▶ Text:
+---+

New malloc ready, take 42
Jason Evans
jasone at freebsd.org
Fri Dec 23 01:14:16 PST 2005
On 28 November, I announced a new malloc implementation that I've
been working on as a replacement for the current libc malloc. The
main goal for this rewrite of malloc is to provide better scalability
for multi-threaded programs on SMP systems, without degrading
performance in general. The benchmarks I've run indicate that the
code now meets this goal.
===
=== Resolved issues ===
===
Several people provided valuable feedback regarding architecture, (in)
correct function, and performance. At this point, I think I have
addressed all outstanding issues. Here's a recap:
* Hiten Pandya and others requested that I used the sys/tree.h
implementation of red-black trees rather than my own. This is done.
* Jon Dama objected to leaving sbrk() support out of the malloc
implementation for 32-bit architectures. I've added support for sbrk
() on i386 and arm.
* David Xu pointed out that the hand-rolled spinlocks did not do
priority inheritance, which could lead to priority inversion
deadlocks. This has been fixed by using the libc spinlocks.
* Kris Kennaway discovered that sparc64 doesn't have TLS, and Olivier
Houchard contacted me about the same issue for arm. I removed the
use of TLS on those architectures.
* Claus Guttesen and Devon O'Dell reported issues in kldxref and X on
amd64. The kldxref problem has been fixed. The X problem is a bit
trickier. I borrowed a Turion-based laptop from Rob Braun and indeed
found that X wouldn't start. Eric Anholt suggested trying the xorg-
server-snap port rather than xorg-server, and the problem went away.
Eric explained that xorg-server uses custom ELF *.a module loading
(the idea being that the same exact module could be used on different
operating systems), whereas xorg-server-snap uses dlopen(3) and
friends. Apparently, we are on the cusp of the transition to using
the latter, so for now the workaround on amd64 is to use xorg-server-
snap, with the expectation that soon the standard xorg-server port
will be upgraded.
===
=== Benchmarking ad nauseam ===
===
==> Lever & Boreham benchmarks (multi-threaded)
Chuck Lever and David Boreham published "malloc() Performance in a
Multithreaded Linux Environment" in the proceedings of the FREENIX
track of the 2000 USENIX Annual Technical Conference. By some
incredible stroke of luck, I found the source code for their
benchmarks, and Kris Kennaway ran the first of them on a 14-CPU
sparc64 system as well as a dual-dual opteron system. (The other two
benchmarks aren't very enlightening.) It's important to keep in mind
that this is a micro-benchmark that demonstrates a worst case
scenario for non-SMP-scalable malloc implementations. That said,
with 5 threads, jemalloc outperformed phkmalloc by 15X on sparc64 and
80X on amd64.
==> super-smack (multi-threaded)
The SMP scalability tests were very encouraging, but Kris also ran
some super-smack benchmarks on a dual-dual opteron system, and
jemalloc was actually a bit slower than phkmalloc in that case
(~2.7-3.7% slower, depending on jemalloc configuration). I've been
obsessing over that for over a week now, and one of the results is
that jemalloc is now more tunable -- delayed coalescence cache size,
number of allocation arenas, and allocation quantum size are all
tunable via MALLOC_OPTIONS now.

+---+

▶ Direction 1:
Answer these questions from the malloc post:
(a) What problem did David Xu point out with the hand-rolled spinlocks?
(b) On which architectures was support for sbrk() added?
(c) With 5 threads, by what factor did jemalloc outperform phkmalloc on amd64?
▶ Direction 2:
Decide whether each statement agrees with the malloc post. Answer yes or no, and quote the words from the post that decide it.
(a) The use of TLS was removed on sparc64 and arm.
(b) In the super-smack benchmarks, jemalloc ran faster than phkmalloc.
(c) The first Lever and Boreham benchmark was run on a 14-CPU sparc64 system.
▶ Direction 3:
Resume the malloc post after its final sentence.
The listing after this point has no connection to the malloc post.

▶ Extracted data:
+---+

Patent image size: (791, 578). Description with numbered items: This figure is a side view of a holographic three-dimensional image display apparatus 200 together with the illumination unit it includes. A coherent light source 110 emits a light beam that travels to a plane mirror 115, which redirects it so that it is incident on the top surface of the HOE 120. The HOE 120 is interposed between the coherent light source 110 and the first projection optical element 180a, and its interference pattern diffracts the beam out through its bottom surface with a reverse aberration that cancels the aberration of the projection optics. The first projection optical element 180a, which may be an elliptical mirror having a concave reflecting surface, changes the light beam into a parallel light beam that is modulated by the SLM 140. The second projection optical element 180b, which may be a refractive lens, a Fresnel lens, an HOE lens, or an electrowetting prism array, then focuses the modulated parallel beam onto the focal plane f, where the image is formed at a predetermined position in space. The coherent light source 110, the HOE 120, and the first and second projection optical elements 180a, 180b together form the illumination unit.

+---+

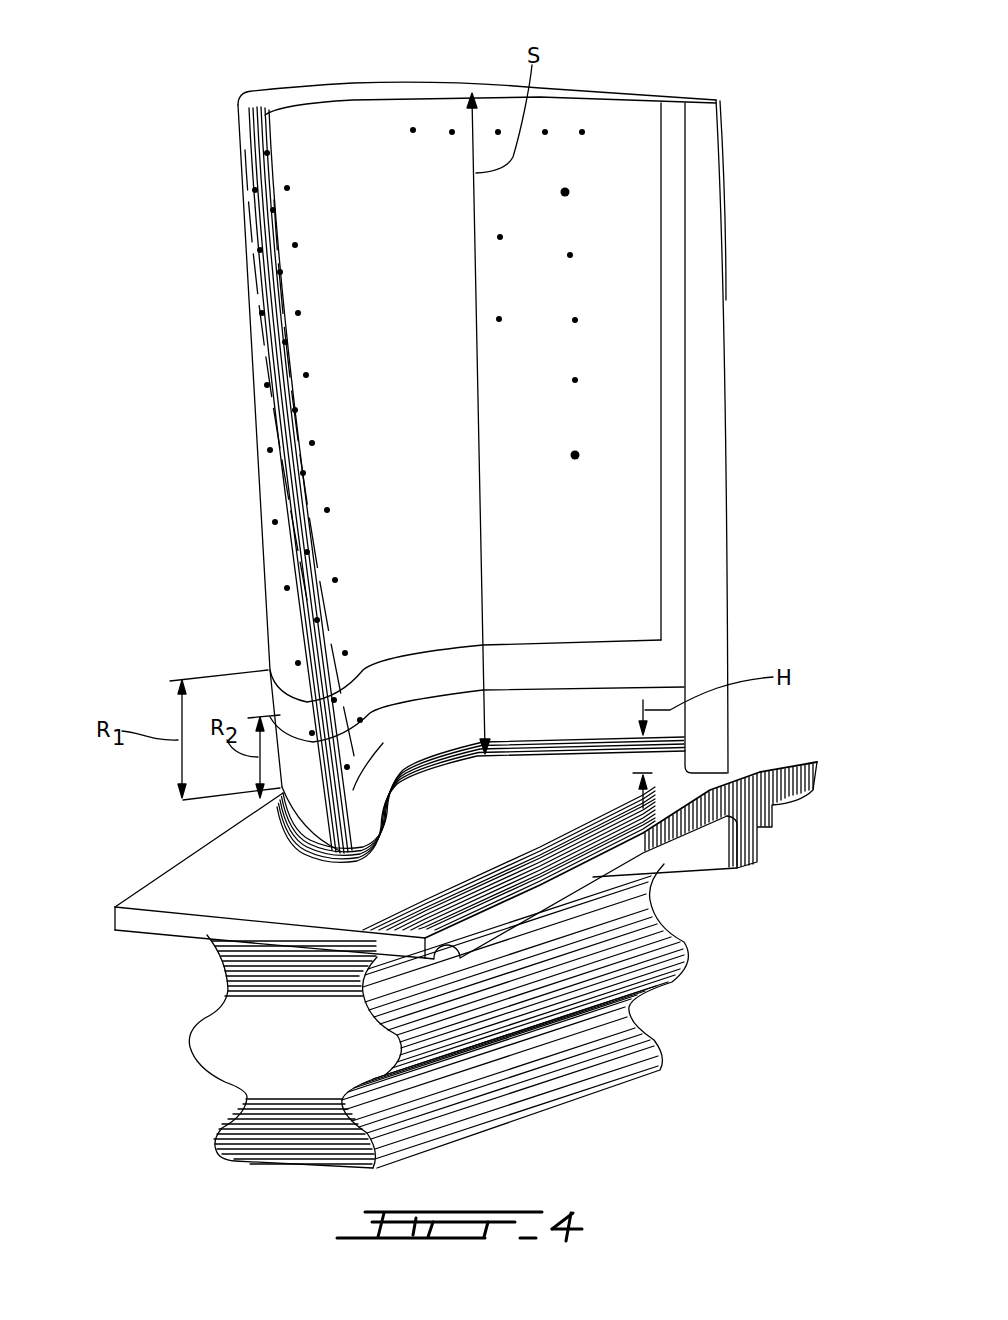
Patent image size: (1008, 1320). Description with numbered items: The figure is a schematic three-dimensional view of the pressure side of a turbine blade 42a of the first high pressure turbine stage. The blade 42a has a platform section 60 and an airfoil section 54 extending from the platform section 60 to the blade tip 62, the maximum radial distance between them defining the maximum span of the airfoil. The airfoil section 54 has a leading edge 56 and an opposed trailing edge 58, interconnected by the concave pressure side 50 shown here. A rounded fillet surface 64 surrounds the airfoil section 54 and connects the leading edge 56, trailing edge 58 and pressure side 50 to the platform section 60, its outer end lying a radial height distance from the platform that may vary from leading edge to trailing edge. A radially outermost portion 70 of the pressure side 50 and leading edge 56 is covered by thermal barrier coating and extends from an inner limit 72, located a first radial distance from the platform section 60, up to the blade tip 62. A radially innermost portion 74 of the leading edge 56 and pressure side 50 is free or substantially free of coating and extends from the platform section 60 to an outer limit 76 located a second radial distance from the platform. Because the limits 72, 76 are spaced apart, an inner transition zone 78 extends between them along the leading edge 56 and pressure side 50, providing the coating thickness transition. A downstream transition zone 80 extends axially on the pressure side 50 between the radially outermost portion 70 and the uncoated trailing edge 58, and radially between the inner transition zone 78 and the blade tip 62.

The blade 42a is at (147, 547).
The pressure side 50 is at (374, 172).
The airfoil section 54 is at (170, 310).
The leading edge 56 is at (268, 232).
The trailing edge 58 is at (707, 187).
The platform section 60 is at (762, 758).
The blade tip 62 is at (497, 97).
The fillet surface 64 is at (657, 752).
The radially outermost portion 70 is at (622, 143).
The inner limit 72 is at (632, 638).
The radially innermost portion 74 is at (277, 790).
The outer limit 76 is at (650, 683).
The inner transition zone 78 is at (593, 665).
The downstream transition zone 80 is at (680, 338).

+---+

▶ Response 1:
(a) They did not do priority inheritance, which could lead to priority inversion deadlocks.
(b) i386 and arm.
(c) 80X.

▶ Response 2:
(a) Yes: "I removed the use of TLS on those architectures."
(b) No: "jemalloc was actually a bit slower than phkmalloc in that case"
(c) Yes: "Kris Kennaway ran the first of them on a 14-CPU sparc64 system"

▶ Response 3:
However, changing the tuning parameters wasn't enough to make up the
performance difference for the super-smack benchmarks. So, I spent
some time looking at memory fragmentation. Taking a cue from Poul-
Henning Kamp's malloc work, I finally wrote a program that converts
ktrace output to memory usage graphs. Here's a series of of graphs
from various stages of the fragmentation avoidance changes I made.
The test program was 'kldxref /boot/kernel' on amd64.
http://people.freebsd.org/~jasone/jemalloc/plots/kldxref.png
http://people.freebsd.org/~jasone/jemalloc/plots/kldxref13.gif
http://people.freebsd.org/~jasone/jemalloc/plots/kldxref15.gif
The interesting thing to note is that in the first two plots, the
highly fragmented portion of the graph continuously grows, wheareas
in the last plot, the fragmented portion stops growing about 1/3 of
the way through the program run. (The first plot only shows the
bottom half of what the other two plots show.) This is all really
cool, but alas, it didn't help the super-smack results. I was able
to use the graphing program to determine that cache line sharing was
potentially causing even more issues than suspected, but we already
knew that cache line sharing was an issue as a result of some of the
runs that Kris did.
Finally, last night I discovered that overzealous use of __inline is
likely to have been the culprit. I removed the __inline keyword from
all of the functions that aren't part of the critical path for small
memory allocation/deallocation, and measured a substantial
performance improvement.
I don't have access to the machine that Kris ran the super-smack
benchmarks on, so I set up a couple of VMware guest systems using
VMware 5.5 on a 3.2 GHz P4 system (HTT enabled for the host, but not
the guests). The two guests were configured very similarly, so that
the only pertinent difference was that one was using phkmalloc, and
the other was using jemalloc. Before the __inline changes, jemalloc
was ~2.5% slower than phkmalloc. Here are the final results, which
show jemalloc to be ~4.1% faster than phkmalloc for the benchmark:
x ss_phk
+ ss_je
+-----------------------------------------------------------------------
---+
|xxx x x x x x x + x + ++ ++ + +
+ +|
| |_____________A__M__________| |
___________A___M______| |
+-----------------------------------------------------------------------
---+
N Min Max Median Avg
Stddev
x 10 1594.94 1658.64 1623.73 1619.431
21.833342
+ 10 1649.06 1706.75 1693.23 1686.275
17.410025
Difference at 95.0% confidence
66.844 +/- 18.5532
4.12762% +/- 1.14566%
(Student's t, pooled s = 19.7459)
The numbers reported are queries/second, so bigger is better.
I used mysql 5.0.16, super-smack 1.3, libthr, and
MALLOC_OPTIONS='aj', with 10 replicates of the following command for
each VMware guest:
super-smack -d mysql select-key.smack 4 10000
It's worth noting that, as near as I can tell, almost all memory
allocation happens in a single mysqld thread. Presumably, a master
thread is handing buffers to slaves, which process the buffers, then
free them. As such, this test doesn't benefit from jemalloc's
multiple arenas, so it is not a very good test of SMP scalability, at
least with regard to malloc.
==> cfrac (single-threaded)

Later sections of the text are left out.